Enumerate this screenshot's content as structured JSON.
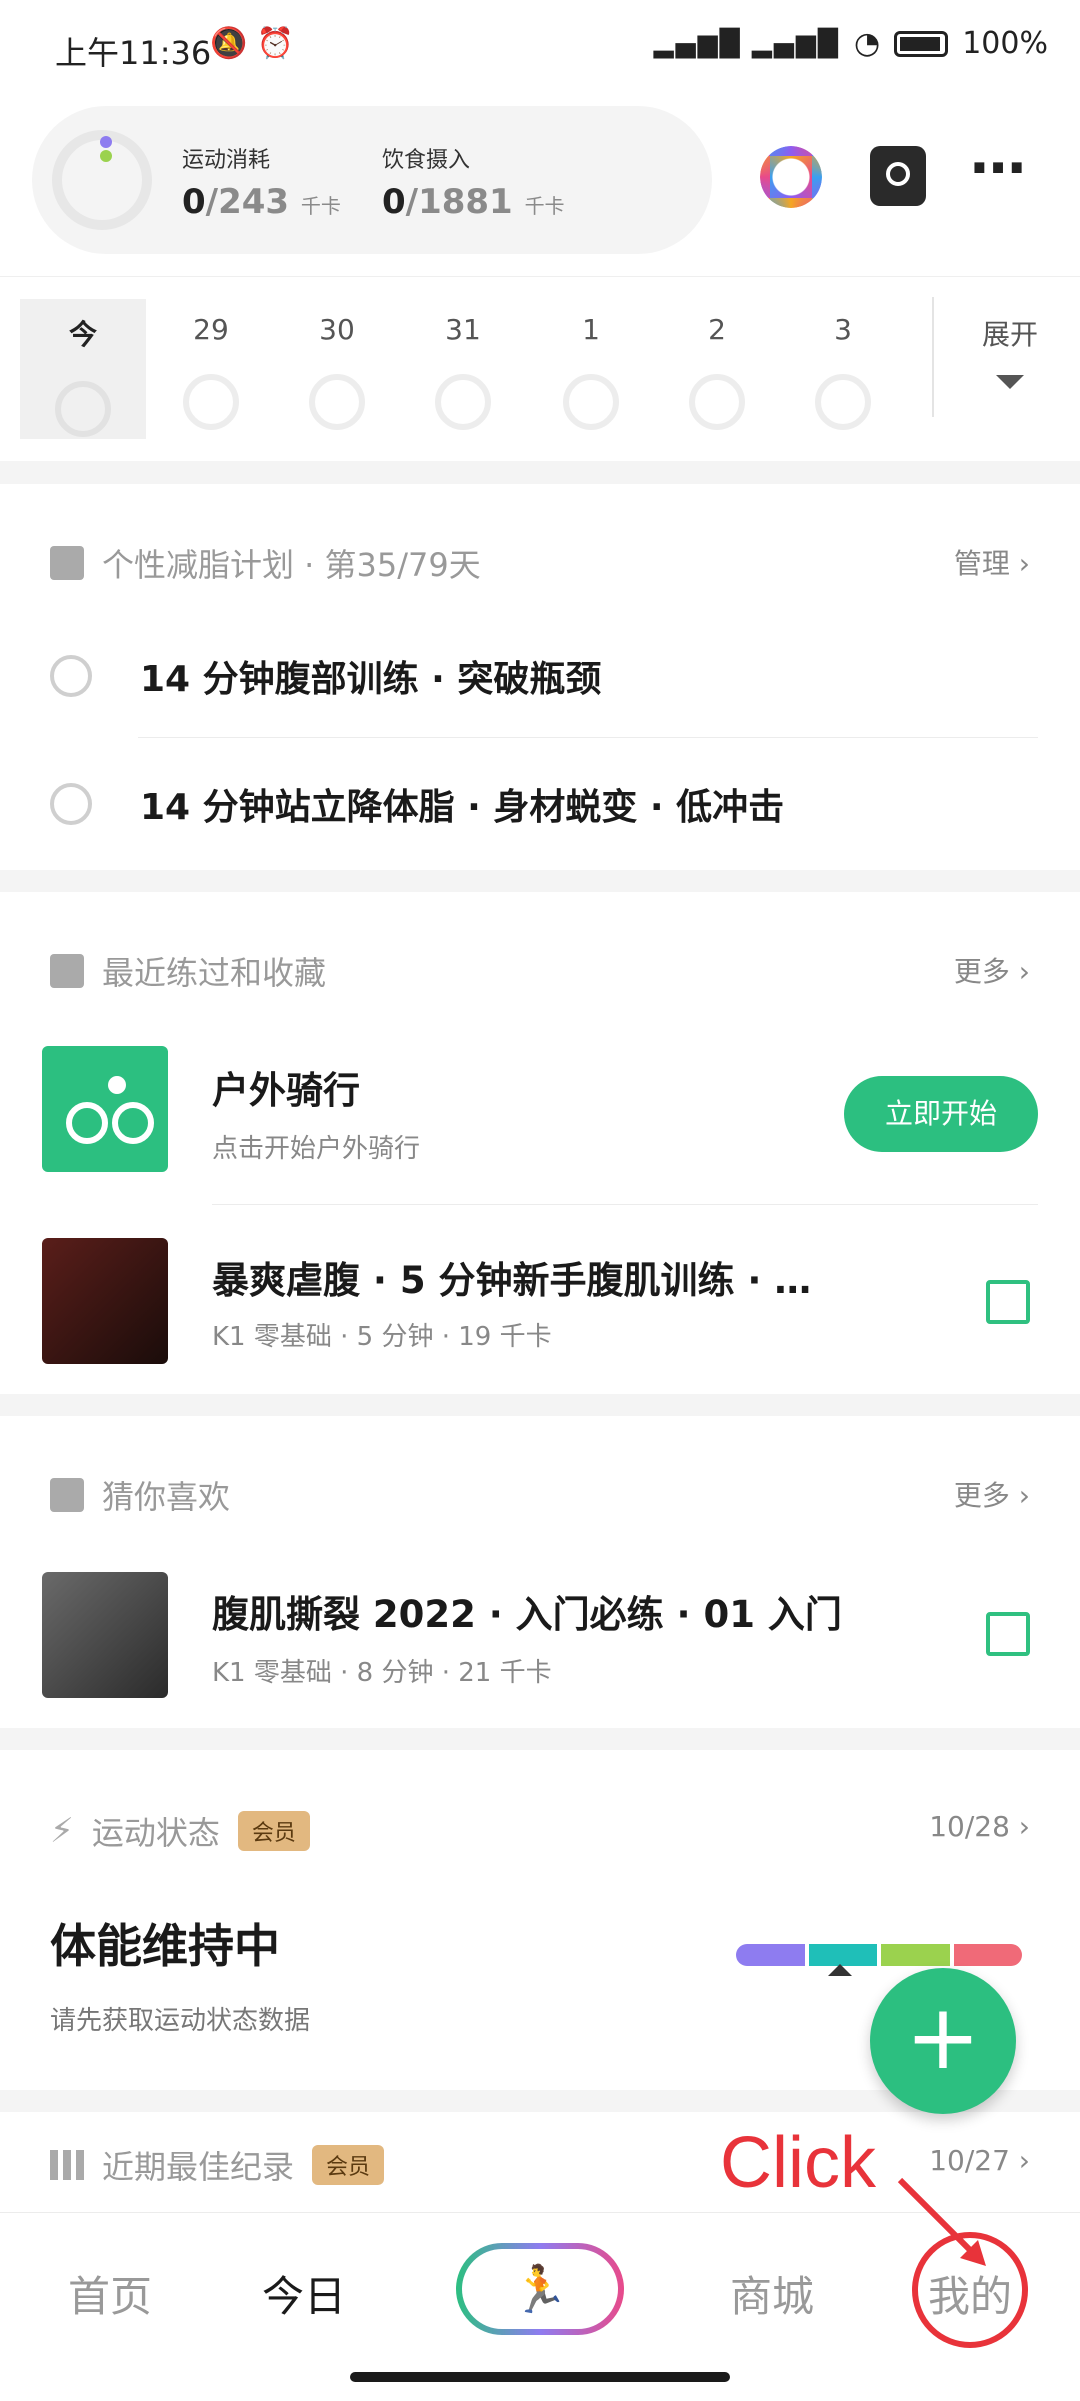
{
  "status_bar": {
    "time": "上午11:36",
    "battery": "100%",
    "signal": "HD ⋮ HD ⋮ ᯤ"
  },
  "header": {
    "exercise_label": "运动消耗",
    "exercise_value": "0",
    "exercise_total": "/243",
    "food_label": "饮食摄入",
    "food_value": "0",
    "food_total": "/1881",
    "unit": "千卡",
    "more_icon": "⋯"
  },
  "calendar": {
    "days": [
      "今",
      "29",
      "30",
      "31",
      "1",
      "2",
      "3"
    ],
    "expand_label": "展开"
  },
  "plan": {
    "title": "个性减脂计划 · 第35/79天",
    "manage": "管理",
    "tasks": [
      "14 分钟腹部训练 · 突破瓶颈",
      "14 分钟站立降体脂 · 身材蜕变 · 低冲击"
    ]
  },
  "recent": {
    "title": "最近练过和收藏",
    "more": "更多",
    "items": [
      {
        "title": "户外骑行",
        "sub": "点击开始户外骑行",
        "action": "立即开始"
      },
      {
        "title": "暴爽虐腹 · 5 分钟新手腹肌训练 · …",
        "sub": "K1 零基础 · 5 分钟 · 19 千卡"
      }
    ]
  },
  "guess": {
    "title": "猜你喜欢",
    "more": "更多",
    "items": [
      {
        "title": "腹肌撕裂 2022 · 入门必练 · 01 入门",
        "sub": "K1 零基础 · 8 分钟 · 21 千卡"
      }
    ]
  },
  "status_card": {
    "title": "运动状态",
    "badge": "会员",
    "date": "10/28",
    "heading": "体能维持中",
    "sub": "请先获取运动状态数据"
  },
  "records": {
    "title": "近期最佳纪录",
    "badge": "会员",
    "date": "10/27"
  },
  "fab": "+",
  "bottom_nav": [
    "首页",
    "今日",
    "商城",
    "我的"
  ],
  "annotation": {
    "text": "Click",
    "color": "#e8333a"
  },
  "colors": {
    "accent": "#2cbf80",
    "status_bar_colors": [
      "#8e7cf0",
      "#1fbfb8",
      "#9bd24e",
      "#f06a78"
    ]
  }
}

----

▶ [YOUR OBJECTIVE] Without the pictures, repeat all the records word for word.

▶ [ANSWER TO THIS EXERCISE]
Enumerate this screenshot's content as structured JSON.
{
  "status_bar": {
    "time": "上午11:36",
    "battery": "100%",
    "signal": "HD ⋮ HD ⋮ ᯤ"
  },
  "header": {
    "exercise_label": "运动消耗",
    "exercise_value": "0",
    "exercise_total": "/243",
    "food_label": "饮食摄入",
    "food_value": "0",
    "food_total": "/1881",
    "unit": "千卡",
    "more_icon": "⋯"
  },
  "calendar": {
    "days": [
      "今",
      "29",
      "30",
      "31",
      "1",
      "2",
      "3"
    ],
    "expand_label": "展开"
  },
  "plan": {
    "title": "个性减脂计划 · 第35/79天",
    "manage": "管理",
    "tasks": [
      "14 分钟腹部训练 · 突破瓶颈",
      "14 分钟站立降体脂 · 身材蜕变 · 低冲击"
    ]
  },
  "recent": {
    "title": "最近练过和收藏",
    "more": "更多",
    "items": [
      {
        "title": "户外骑行",
        "sub": "点击开始户外骑行",
        "action": "立即开始"
      },
      {
        "title": "暴爽虐腹 · 5 分钟新手腹肌训练 · …",
        "sub": "K1 零基础 · 5 分钟 · 19 千卡"
      }
    ]
  },
  "guess": {
    "title": "猜你喜欢",
    "more": "更多",
    "items": [
      {
        "title": "腹肌撕裂 2022 · 入门必练 · 01 入门",
        "sub": "K1 零基础 · 8 分钟 · 21 千卡"
      }
    ]
  },
  "status_card": {
    "title": "运动状态",
    "badge": "会员",
    "date": "10/28",
    "heading": "体能维持中",
    "sub": "请先获取运动状态数据"
  },
  "records": {
    "title": "近期最佳纪录",
    "badge": "会员",
    "date": "10/27"
  },
  "fab": "+",
  "bottom_nav": [
    "首页",
    "今日",
    "商城",
    "我的"
  ],
  "annotation": {
    "text": "Click",
    "color": "#e8333a"
  },
  "colors": {
    "accent": "#2cbf80",
    "status_bar_colors": [
      "#8e7cf0",
      "#1fbfb8",
      "#9bd24e",
      "#f06a78"
    ]
  }
}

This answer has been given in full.